[Objective]
Report how many lines of the listing below include the word "name". Give nothing but the number.

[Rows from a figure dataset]
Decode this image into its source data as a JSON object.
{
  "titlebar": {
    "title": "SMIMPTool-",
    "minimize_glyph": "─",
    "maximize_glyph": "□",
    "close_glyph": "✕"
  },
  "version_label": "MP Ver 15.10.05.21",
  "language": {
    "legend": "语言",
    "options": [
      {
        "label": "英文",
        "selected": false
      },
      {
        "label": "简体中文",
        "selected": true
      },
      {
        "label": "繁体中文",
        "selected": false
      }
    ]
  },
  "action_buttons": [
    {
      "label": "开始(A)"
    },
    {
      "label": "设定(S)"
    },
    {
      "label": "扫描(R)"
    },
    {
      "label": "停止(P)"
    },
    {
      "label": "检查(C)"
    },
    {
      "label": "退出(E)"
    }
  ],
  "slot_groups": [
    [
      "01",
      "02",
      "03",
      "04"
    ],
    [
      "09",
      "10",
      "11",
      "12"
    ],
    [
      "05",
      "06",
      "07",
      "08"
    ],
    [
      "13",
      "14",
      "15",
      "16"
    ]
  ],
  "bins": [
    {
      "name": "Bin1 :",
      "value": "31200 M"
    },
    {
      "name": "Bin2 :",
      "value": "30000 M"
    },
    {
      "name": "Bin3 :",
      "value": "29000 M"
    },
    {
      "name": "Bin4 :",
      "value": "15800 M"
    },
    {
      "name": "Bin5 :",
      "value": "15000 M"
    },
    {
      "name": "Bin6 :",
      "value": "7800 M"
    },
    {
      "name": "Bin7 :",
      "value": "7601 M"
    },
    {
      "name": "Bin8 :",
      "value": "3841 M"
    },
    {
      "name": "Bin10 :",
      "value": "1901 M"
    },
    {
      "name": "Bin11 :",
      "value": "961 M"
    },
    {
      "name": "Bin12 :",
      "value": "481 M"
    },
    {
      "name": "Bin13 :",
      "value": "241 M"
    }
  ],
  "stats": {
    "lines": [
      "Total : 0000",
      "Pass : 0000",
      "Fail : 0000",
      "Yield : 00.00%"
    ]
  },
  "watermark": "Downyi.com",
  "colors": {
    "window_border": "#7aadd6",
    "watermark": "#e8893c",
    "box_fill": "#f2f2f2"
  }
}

[Written answer]
12